>> Start DATA EXCERPTS

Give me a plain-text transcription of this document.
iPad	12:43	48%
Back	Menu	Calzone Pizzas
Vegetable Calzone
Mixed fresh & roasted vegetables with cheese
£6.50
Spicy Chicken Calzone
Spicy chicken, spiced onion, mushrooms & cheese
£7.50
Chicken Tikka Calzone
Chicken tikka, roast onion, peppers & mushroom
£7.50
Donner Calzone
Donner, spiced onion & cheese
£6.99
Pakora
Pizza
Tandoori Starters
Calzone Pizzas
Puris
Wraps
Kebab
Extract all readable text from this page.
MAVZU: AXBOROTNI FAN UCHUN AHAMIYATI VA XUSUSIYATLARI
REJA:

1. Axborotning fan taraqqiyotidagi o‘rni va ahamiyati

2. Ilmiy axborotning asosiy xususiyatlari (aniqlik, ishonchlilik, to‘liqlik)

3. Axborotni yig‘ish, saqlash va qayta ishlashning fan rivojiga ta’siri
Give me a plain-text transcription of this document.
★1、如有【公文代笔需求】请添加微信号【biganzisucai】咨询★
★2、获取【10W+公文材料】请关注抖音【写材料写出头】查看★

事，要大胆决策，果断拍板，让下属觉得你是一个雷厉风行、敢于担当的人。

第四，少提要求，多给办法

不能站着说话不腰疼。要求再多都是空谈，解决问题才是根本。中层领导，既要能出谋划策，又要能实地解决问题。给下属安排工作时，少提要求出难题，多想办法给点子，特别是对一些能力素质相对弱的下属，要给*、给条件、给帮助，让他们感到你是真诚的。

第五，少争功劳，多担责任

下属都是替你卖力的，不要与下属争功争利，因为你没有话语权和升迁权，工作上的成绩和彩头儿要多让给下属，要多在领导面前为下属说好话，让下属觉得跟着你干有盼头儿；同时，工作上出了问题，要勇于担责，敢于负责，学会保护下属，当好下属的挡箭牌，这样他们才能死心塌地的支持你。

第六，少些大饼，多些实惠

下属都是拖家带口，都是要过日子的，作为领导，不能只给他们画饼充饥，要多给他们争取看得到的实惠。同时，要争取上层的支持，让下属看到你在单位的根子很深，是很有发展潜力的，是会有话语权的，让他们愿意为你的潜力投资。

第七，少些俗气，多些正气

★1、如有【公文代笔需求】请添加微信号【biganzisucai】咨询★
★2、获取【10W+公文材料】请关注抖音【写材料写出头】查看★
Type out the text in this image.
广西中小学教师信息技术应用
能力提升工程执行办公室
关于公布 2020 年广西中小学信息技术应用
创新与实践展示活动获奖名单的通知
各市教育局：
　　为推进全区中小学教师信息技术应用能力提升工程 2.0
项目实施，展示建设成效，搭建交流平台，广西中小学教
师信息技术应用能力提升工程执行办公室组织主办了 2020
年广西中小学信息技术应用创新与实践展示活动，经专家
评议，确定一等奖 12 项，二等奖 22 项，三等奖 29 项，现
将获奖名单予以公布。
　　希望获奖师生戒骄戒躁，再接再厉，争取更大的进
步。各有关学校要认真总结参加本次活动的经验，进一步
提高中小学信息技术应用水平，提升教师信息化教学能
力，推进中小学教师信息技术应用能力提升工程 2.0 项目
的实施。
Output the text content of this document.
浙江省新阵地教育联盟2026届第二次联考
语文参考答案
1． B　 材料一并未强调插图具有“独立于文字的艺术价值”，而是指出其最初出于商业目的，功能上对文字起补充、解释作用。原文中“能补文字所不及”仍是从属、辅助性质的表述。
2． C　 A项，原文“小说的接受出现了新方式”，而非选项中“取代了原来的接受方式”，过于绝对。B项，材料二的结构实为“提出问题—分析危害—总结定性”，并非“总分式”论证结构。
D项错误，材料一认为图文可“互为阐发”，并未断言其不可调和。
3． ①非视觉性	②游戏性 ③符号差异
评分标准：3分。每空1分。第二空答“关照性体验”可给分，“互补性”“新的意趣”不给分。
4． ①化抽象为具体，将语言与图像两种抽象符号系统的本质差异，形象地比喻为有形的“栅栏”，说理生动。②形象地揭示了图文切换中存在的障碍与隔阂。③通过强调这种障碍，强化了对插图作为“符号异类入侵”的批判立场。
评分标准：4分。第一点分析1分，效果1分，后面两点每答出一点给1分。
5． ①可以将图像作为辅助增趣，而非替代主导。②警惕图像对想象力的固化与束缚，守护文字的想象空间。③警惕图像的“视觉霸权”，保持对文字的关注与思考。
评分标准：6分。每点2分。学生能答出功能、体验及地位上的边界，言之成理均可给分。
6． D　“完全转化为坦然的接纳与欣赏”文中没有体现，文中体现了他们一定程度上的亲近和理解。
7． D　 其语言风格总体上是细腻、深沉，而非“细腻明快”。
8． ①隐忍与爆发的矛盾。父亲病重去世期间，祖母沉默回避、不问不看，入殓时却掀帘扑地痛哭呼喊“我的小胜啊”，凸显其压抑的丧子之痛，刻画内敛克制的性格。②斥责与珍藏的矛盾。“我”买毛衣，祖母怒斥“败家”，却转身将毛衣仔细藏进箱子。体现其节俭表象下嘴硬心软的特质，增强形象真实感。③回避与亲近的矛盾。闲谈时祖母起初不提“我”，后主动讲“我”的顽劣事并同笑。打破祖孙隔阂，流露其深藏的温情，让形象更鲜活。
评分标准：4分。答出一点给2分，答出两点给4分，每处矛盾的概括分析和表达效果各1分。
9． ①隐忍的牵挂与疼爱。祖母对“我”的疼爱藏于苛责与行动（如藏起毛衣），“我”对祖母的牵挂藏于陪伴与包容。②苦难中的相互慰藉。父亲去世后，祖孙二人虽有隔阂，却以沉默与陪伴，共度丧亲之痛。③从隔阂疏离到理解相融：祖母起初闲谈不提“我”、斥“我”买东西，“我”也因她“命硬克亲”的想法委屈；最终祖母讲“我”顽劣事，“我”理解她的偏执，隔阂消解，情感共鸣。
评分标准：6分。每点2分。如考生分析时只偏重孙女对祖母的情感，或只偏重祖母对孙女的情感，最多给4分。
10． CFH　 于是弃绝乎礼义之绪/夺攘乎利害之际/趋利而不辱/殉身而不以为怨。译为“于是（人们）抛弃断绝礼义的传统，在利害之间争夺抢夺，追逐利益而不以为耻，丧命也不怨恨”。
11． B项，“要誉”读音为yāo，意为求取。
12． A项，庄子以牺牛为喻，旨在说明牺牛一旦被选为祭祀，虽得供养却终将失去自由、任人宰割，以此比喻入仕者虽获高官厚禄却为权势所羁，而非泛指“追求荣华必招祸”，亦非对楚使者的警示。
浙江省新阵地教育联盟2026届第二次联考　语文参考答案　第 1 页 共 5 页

>> End DATA EXCERPTS

Every entry needs to be retyped exactly.

Give me a plain-text transcription of this document.
iPad	12:43	48%
Back	Menu	Calzone Pizzas
Vegetable Calzone
Mixed fresh & roasted vegetables with cheese
£6.50
Spicy Chicken Calzone
Spicy chicken, spiced onion, mushrooms & cheese
£7.50
Chicken Tikka Calzone
Chicken tikka, roast onion, peppers & mushroom
£7.50
Donner Calzone
Donner, spiced onion & cheese
£6.99
Pakora
Pizza
Tandoori Starters
Calzone Pizzas
Puris
Wraps
Kebab
Extract all readable text from this page.
MAVZU: AXBOROTNI FAN UCHUN AHAMIYATI VA XUSUSIYATLARI
REJA:

1. Axborotning fan taraqqiyotidagi o‘rni va ahamiyati

2. Ilmiy axborotning asosiy xususiyatlari (aniqlik, ishonchlilik, to‘liqlik)

3. Axborotni yig‘ish, saqlash va qayta ishlashning fan rivojiga ta’siri
Give me a plain-text transcription of this document.
★1、如有【公文代笔需求】请添加微信号【biganzisucai】咨询★
★2、获取【10W+公文材料】请关注抖音【写材料写出头】查看★

事，要大胆决策，果断拍板，让下属觉得你是一个雷厉风行、敢于担当的人。

第四，少提要求，多给办法

不能站着说话不腰疼。要求再多都是空谈，解决问题才是根本。中层领导，既要能出谋划策，又要能实地解决问题。给下属安排工作时，少提要求出难题，多想办法给点子，特别是对一些能力素质相对弱的下属，要给*、给条件、给帮助，让他们感到你是真诚的。

第五，少争功劳，多担责任

下属都是替你卖力的，不要与下属争功争利，因为你没有话语权和升迁权，工作上的成绩和彩头儿要多让给下属，要多在领导面前为下属说好话，让下属觉得跟着你干有盼头儿；同时，工作上出了问题，要勇于担责，敢于负责，学会保护下属，当好下属的挡箭牌，这样他们才能死心塌地的支持你。

第六，少些大饼，多些实惠

下属都是拖家带口，都是要过日子的，作为领导，不能只给他们画饼充饥，要多给他们争取看得到的实惠。同时，要争取上层的支持，让下属看到你在单位的根子很深，是很有发展潜力的，是会有话语权的，让他们愿意为你的潜力投资。

第七，少些俗气，多些正气

★1、如有【公文代笔需求】请添加微信号【biganzisucai】咨询★
★2、获取【10W+公文材料】请关注抖音【写材料写出头】查看★
Type out the text in this image.
广西中小学教师信息技术应用
能力提升工程执行办公室
关于公布 2020 年广西中小学信息技术应用
创新与实践展示活动获奖名单的通知
各市教育局：
　　为推进全区中小学教师信息技术应用能力提升工程 2.0
项目实施，展示建设成效，搭建交流平台，广西中小学教
师信息技术应用能力提升工程执行办公室组织主办了 2020
年广西中小学信息技术应用创新与实践展示活动，经专家
评议，确定一等奖 12 项，二等奖 22 项，三等奖 29 项，现
将获奖名单予以公布。
　　希望获奖师生戒骄戒躁，再接再厉，争取更大的进
步。各有关学校要认真总结参加本次活动的经验，进一步
提高中小学信息技术应用水平，提升教师信息化教学能
力，推进中小学教师信息技术应用能力提升工程 2.0 项目
的实施。
Output the text content of this document.
浙江省新阵地教育联盟2026届第二次联考
语文参考答案
1． B　 材料一并未强调插图具有“独立于文字的艺术价值”，而是指出其最初出于商业目的，功能上对文字起补充、解释作用。原文中“能补文字所不及”仍是从属、辅助性质的表述。
2． C　 A项，原文“小说的接受出现了新方式”，而非选项中“取代了原来的接受方式”，过于绝对。B项，材料二的结构实为“提出问题—分析危害—总结定性”，并非“总分式”论证结构。
D项错误，材料一认为图文可“互为阐发”，并未断言其不可调和。
3． ①非视觉性	②游戏性 ③符号差异
评分标准：3分。每空1分。第二空答“关照性体验”可给分，“互补性”“新的意趣”不给分。
4． ①化抽象为具体，将语言与图像两种抽象符号系统的本质差异，形象地比喻为有形的“栅栏”，说理生动。②形象地揭示了图文切换中存在的障碍与隔阂。③通过强调这种障碍，强化了对插图作为“符号异类入侵”的批判立场。
评分标准：4分。第一点分析1分，效果1分，后面两点每答出一点给1分。
5． ①可以将图像作为辅助增趣，而非替代主导。②警惕图像对想象力的固化与束缚，守护文字的想象空间。③警惕图像的“视觉霸权”，保持对文字的关注与思考。
评分标准：6分。每点2分。学生能答出功能、体验及地位上的边界，言之成理均可给分。
6． D　“完全转化为坦然的接纳与欣赏”文中没有体现，文中体现了他们一定程度上的亲近和理解。
7． D　 其语言风格总体上是细腻、深沉，而非“细腻明快”。
8． ①隐忍与爆发的矛盾。父亲病重去世期间，祖母沉默回避、不问不看，入殓时却掀帘扑地痛哭呼喊“我的小胜啊”，凸显其压抑的丧子之痛，刻画内敛克制的性格。②斥责与珍藏的矛盾。“我”买毛衣，祖母怒斥“败家”，却转身将毛衣仔细藏进箱子。体现其节俭表象下嘴硬心软的特质，增强形象真实感。③回避与亲近的矛盾。闲谈时祖母起初不提“我”，后主动讲“我”的顽劣事并同笑。打破祖孙隔阂，流露其深藏的温情，让形象更鲜活。
评分标准：4分。答出一点给2分，答出两点给4分，每处矛盾的概括分析和表达效果各1分。
9． ①隐忍的牵挂与疼爱。祖母对“我”的疼爱藏于苛责与行动（如藏起毛衣），“我”对祖母的牵挂藏于陪伴与包容。②苦难中的相互慰藉。父亲去世后，祖孙二人虽有隔阂，却以沉默与陪伴，共度丧亲之痛。③从隔阂疏离到理解相融：祖母起初闲谈不提“我”、斥“我”买东西，“我”也因她“命硬克亲”的想法委屈；最终祖母讲“我”顽劣事，“我”理解她的偏执，隔阂消解，情感共鸣。
评分标准：6分。每点2分。如考生分析时只偏重孙女对祖母的情感，或只偏重祖母对孙女的情感，最多给4分。
10． CFH　 于是弃绝乎礼义之绪/夺攘乎利害之际/趋利而不辱/殉身而不以为怨。译为“于是（人们）抛弃断绝礼义的传统，在利害之间争夺抢夺，追逐利益而不以为耻，丧命也不怨恨”。
11． B项，“要誉”读音为yāo，意为求取。
12． A项，庄子以牺牛为喻，旨在说明牺牛一旦被选为祭祀，虽得供养却终将失去自由、任人宰割，以此比喻入仕者虽获高官厚禄却为权势所羁，而非泛指“追求荣华必招祸”，亦非对楚使者的警示。
浙江省新阵地教育联盟2026届第二次联考　语文参考答案　第 1 页 共 5 页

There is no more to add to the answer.